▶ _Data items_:
Start of Block
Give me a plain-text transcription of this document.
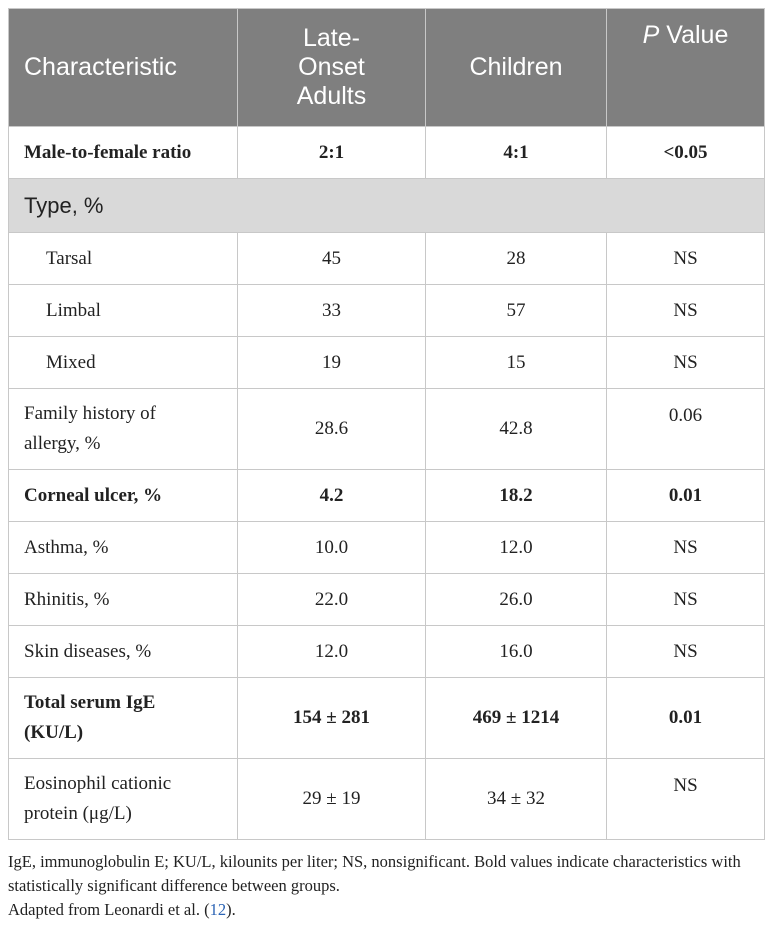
Characteristic	Late-Onset Adults	Children	P Value
Male-to-female ratio	2:1	4:1	<0.05
Type, %			
Tarsal	45	28	NS
Limbal	33	57	NS
Mixed	19	15	NS
Family history of allergy, %	28.6	42.8	0.06
Corneal ulcer, %	4.2	18.2	0.01
Asthma, %	10.0	12.0	NS
Rhinitis, %	22.0	26.0	NS
Skin diseases, %	12.0	16.0	NS
Total serum IgE (KU/L)	154 ± 281	469 ± 1214	0.01
Eosinophil cationic protein (μg/L)	29 ± 19	34 ± 32	NS
IgE, immunoglobulin E; KU/L, kilounits per liter; NS, nonsignificant. Bold values indicate characteristics with statistically significant difference between groups.
Adapted from Leonardi et al. (12).
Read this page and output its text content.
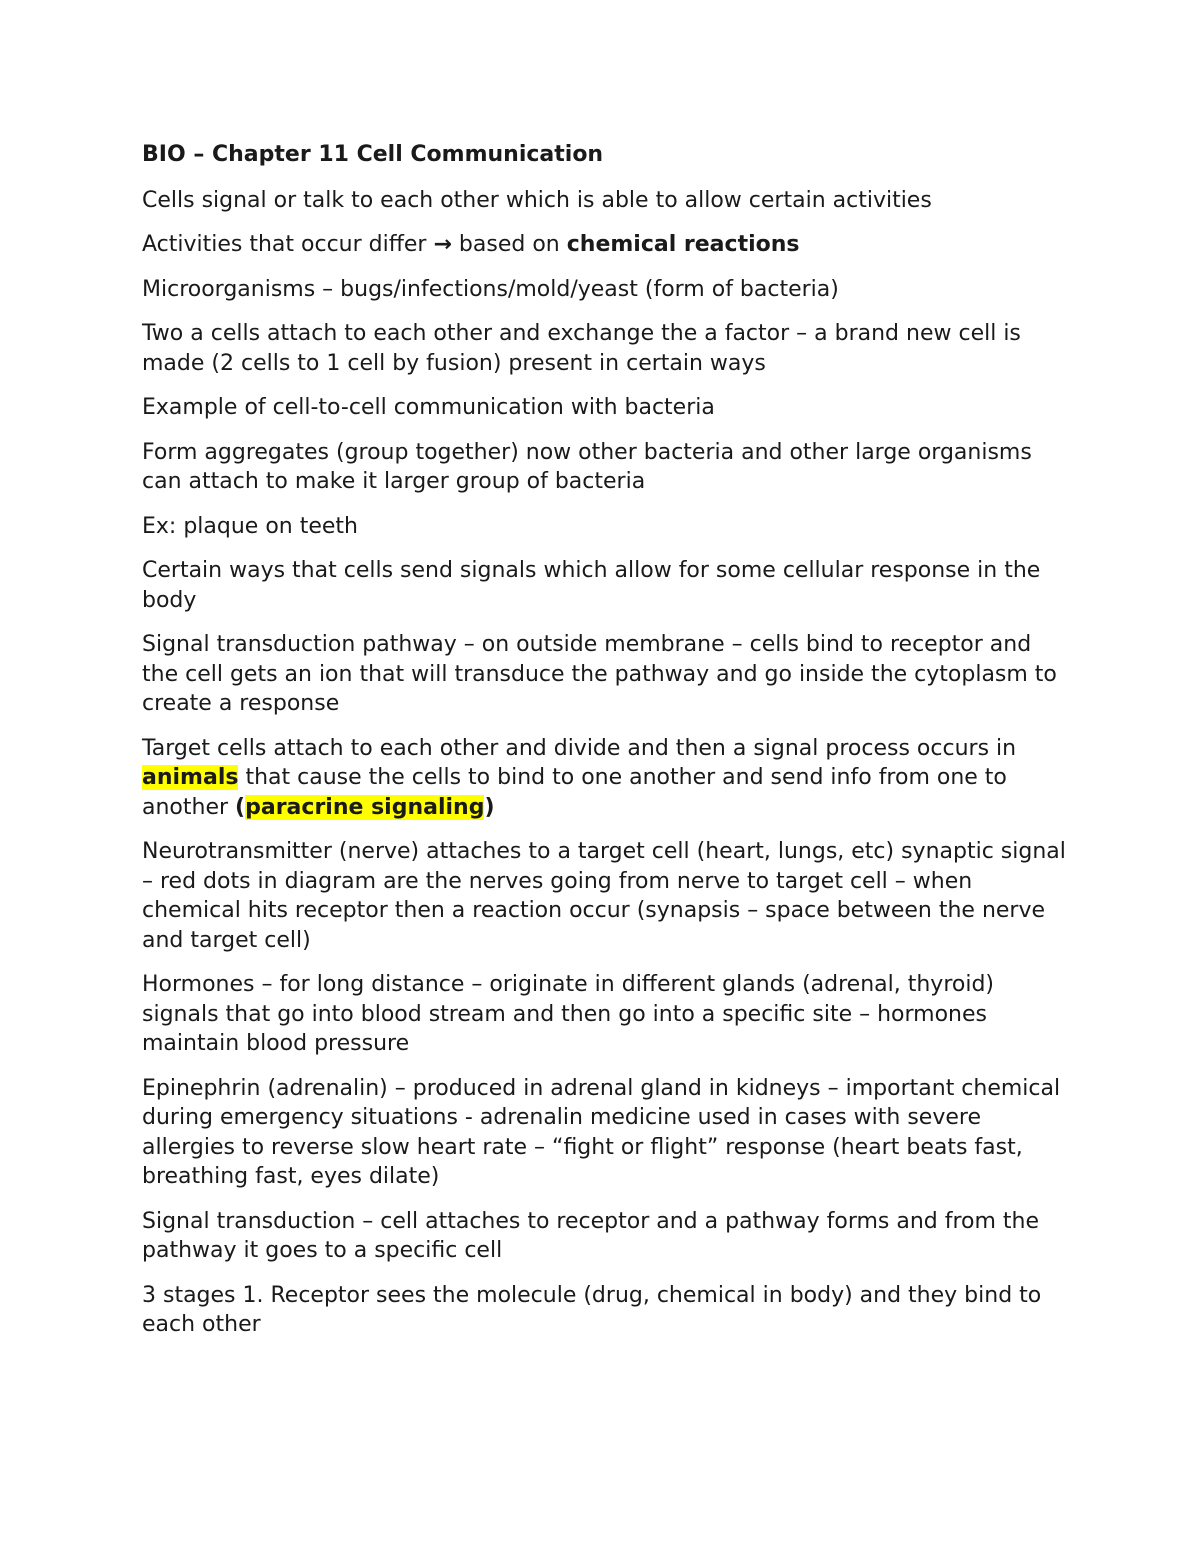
BIO – Chapter 11 Cell Communication

Cells signal or talk to each other which is able to allow certain activities

Activities that occur differ → based on chemical reactions

Microorganisms – bugs/infections/mold/yeast (form of bacteria)

Two a cells attach to each other and exchange the a factor – a brand new cell is made (2 cells to 1 cell by fusion) present in certain ways

Example of cell-to-cell communication with bacteria

Form aggregates (group together) now other bacteria and other large organisms can attach to make it larger group of bacteria

Ex: plaque on teeth

Certain ways that cells send signals which allow for some cellular response in the body

Signal transduction pathway – on outside membrane – cells bind to receptor and the cell gets an ion that will transduce the pathway and go inside the cytoplasm to create a response

Target cells attach to each other and divide and then a signal process occurs in animals that cause the cells to bind to one another and send info from one to another (paracrine signaling)

Neurotransmitter (nerve) attaches to a target cell (heart, lungs, etc) synaptic signal – red dots in diagram are the nerves going from nerve to target cell – when chemical hits receptor then a reaction occur (synapsis – space between the nerve and target cell)

Hormones – for long distance – originate in different glands (adrenal, thyroid) signals that go into blood stream and then go into a specific site – hormones maintain blood pressure

Epinephrin (adrenalin) – produced in adrenal gland in kidneys – important chemical during emergency situations - adrenalin medicine used in cases with severe allergies to reverse slow heart rate – “fight or flight” response (heart beats fast, breathing fast, eyes dilate)

Signal transduction – cell attaches to receptor and a pathway forms and from the pathway it goes to a specific cell

3 stages 1. Receptor sees the molecule (drug, chemical in body) and they bind to each other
End of Block
▶ _What to produce_:
The task calls for duplicating the data exactly, with no images kept.

▶ _Final answer_:
Give me a plain-text transcription of this document.
Characteristic	Late-Onset Adults	Children	P Value
Male-to-female ratio	2:1	4:1	<0.05
Type, %			
Tarsal	45	28	NS
Limbal	33	57	NS
Mixed	19	15	NS
Family history of allergy, %	28.6	42.8	0.06
Corneal ulcer, %	4.2	18.2	0.01
Asthma, %	10.0	12.0	NS
Rhinitis, %	22.0	26.0	NS
Skin diseases, %	12.0	16.0	NS
Total serum IgE (KU/L)	154 ± 281	469 ± 1214	0.01
Eosinophil cationic protein (μg/L)	29 ± 19	34 ± 32	NS
IgE, immunoglobulin E; KU/L, kilounits per liter; NS, nonsignificant. Bold values indicate characteristics with statistically significant difference between groups.
Adapted from Leonardi et al. (12).
Read this page and output its text content.
BIO – Chapter 11 Cell Communication

Cells signal or talk to each other which is able to allow certain activities

Activities that occur differ → based on chemical reactions

Microorganisms – bugs/infections/mold/yeast (form of bacteria)

Two a cells attach to each other and exchange the a factor – a brand new cell is made (2 cells to 1 cell by fusion) present in certain ways

Example of cell-to-cell communication with bacteria

Form aggregates (group together) now other bacteria and other large organisms can attach to make it larger group of bacteria

Ex: plaque on teeth

Certain ways that cells send signals which allow for some cellular response in the body

Signal transduction pathway – on outside membrane – cells bind to receptor and the cell gets an ion that will transduce the pathway and go inside the cytoplasm to create a response

Target cells attach to each other and divide and then a signal process occurs in animals that cause the cells to bind to one another and send info from one to another (paracrine signaling)

Neurotransmitter (nerve) attaches to a target cell (heart, lungs, etc) synaptic signal – red dots in diagram are the nerves going from nerve to target cell – when chemical hits receptor then a reaction occur (synapsis – space between the nerve and target cell)

Hormones – for long distance – originate in different glands (adrenal, thyroid) signals that go into blood stream and then go into a specific site – hormones maintain blood pressure

Epinephrin (adrenalin) – produced in adrenal gland in kidneys – important chemical during emergency situations - adrenalin medicine used in cases with severe allergies to reverse slow heart rate – “fight or flight” response (heart beats fast, breathing fast, eyes dilate)

Signal transduction – cell attaches to receptor and a pathway forms and from the pathway it goes to a specific cell

3 stages 1. Receptor sees the molecule (drug, chemical in body) and they bind to each other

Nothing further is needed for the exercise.